Copy each line of the records that holds the string "Luftdruck".

- _RECORDED INFORMATION_
****************

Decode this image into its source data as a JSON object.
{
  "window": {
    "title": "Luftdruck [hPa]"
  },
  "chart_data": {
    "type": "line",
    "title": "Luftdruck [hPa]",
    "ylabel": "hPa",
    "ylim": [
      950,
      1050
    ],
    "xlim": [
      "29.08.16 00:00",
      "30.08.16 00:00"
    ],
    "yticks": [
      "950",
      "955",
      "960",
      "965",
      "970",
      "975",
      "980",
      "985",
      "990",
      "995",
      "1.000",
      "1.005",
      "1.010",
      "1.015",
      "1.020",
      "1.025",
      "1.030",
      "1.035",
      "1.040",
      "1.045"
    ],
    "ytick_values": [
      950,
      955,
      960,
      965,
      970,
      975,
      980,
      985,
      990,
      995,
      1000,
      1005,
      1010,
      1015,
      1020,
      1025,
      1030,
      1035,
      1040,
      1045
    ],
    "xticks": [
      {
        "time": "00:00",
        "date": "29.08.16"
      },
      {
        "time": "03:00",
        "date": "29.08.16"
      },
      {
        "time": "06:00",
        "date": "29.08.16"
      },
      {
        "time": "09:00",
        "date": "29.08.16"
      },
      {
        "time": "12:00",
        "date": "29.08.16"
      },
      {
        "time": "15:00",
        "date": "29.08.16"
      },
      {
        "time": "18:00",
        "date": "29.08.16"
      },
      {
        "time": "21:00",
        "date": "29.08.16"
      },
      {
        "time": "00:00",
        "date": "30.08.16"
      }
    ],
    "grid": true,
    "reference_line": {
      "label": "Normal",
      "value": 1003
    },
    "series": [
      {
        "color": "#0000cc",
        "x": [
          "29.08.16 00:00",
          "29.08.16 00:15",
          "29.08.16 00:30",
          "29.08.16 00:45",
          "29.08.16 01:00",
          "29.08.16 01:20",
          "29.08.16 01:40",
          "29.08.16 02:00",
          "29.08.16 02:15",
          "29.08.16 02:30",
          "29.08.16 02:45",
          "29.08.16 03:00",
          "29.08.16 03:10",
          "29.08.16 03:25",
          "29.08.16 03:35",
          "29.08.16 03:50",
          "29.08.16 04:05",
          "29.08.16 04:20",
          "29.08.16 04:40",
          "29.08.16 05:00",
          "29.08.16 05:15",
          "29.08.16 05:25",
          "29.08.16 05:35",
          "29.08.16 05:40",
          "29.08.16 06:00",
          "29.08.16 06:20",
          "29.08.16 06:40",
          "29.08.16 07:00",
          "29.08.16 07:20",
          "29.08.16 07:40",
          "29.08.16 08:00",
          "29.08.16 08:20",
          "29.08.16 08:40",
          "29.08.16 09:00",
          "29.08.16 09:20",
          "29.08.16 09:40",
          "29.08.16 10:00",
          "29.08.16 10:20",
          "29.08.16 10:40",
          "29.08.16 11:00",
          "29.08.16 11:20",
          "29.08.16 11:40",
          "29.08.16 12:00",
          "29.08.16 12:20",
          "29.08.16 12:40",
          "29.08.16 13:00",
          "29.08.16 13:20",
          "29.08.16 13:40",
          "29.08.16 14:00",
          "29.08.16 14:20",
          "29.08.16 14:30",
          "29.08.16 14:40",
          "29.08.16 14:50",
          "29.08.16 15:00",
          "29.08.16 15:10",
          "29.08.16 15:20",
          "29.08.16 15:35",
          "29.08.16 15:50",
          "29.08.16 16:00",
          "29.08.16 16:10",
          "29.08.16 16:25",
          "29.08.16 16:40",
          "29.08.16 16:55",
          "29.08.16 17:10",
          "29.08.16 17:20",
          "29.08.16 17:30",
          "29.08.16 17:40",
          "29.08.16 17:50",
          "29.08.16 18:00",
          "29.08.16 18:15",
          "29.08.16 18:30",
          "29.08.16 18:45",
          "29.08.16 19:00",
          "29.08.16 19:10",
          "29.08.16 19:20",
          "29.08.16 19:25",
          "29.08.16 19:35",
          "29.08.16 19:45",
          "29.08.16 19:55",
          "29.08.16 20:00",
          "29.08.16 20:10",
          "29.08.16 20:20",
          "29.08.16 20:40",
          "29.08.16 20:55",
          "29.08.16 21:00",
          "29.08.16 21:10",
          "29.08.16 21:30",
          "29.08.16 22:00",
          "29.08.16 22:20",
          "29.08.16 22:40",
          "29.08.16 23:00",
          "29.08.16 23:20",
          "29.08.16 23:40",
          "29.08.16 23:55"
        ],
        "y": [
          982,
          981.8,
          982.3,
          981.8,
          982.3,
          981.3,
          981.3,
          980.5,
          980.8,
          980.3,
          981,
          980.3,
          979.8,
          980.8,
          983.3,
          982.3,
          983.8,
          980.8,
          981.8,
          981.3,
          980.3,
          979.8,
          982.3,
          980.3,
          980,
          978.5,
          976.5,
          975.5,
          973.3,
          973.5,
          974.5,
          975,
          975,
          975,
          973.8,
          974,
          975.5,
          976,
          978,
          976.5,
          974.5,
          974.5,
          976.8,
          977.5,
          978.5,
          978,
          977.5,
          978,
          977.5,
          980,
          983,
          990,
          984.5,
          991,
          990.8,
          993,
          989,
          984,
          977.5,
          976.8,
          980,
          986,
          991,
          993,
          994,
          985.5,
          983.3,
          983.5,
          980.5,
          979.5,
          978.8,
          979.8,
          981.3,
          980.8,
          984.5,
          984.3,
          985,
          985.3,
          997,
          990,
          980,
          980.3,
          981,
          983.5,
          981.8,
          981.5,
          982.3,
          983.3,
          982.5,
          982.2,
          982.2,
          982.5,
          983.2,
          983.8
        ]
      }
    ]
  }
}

****************

- _THE RESULT_
    "title": "Luftdruck [hPa]"
    "title": "Luftdruck [hPa]",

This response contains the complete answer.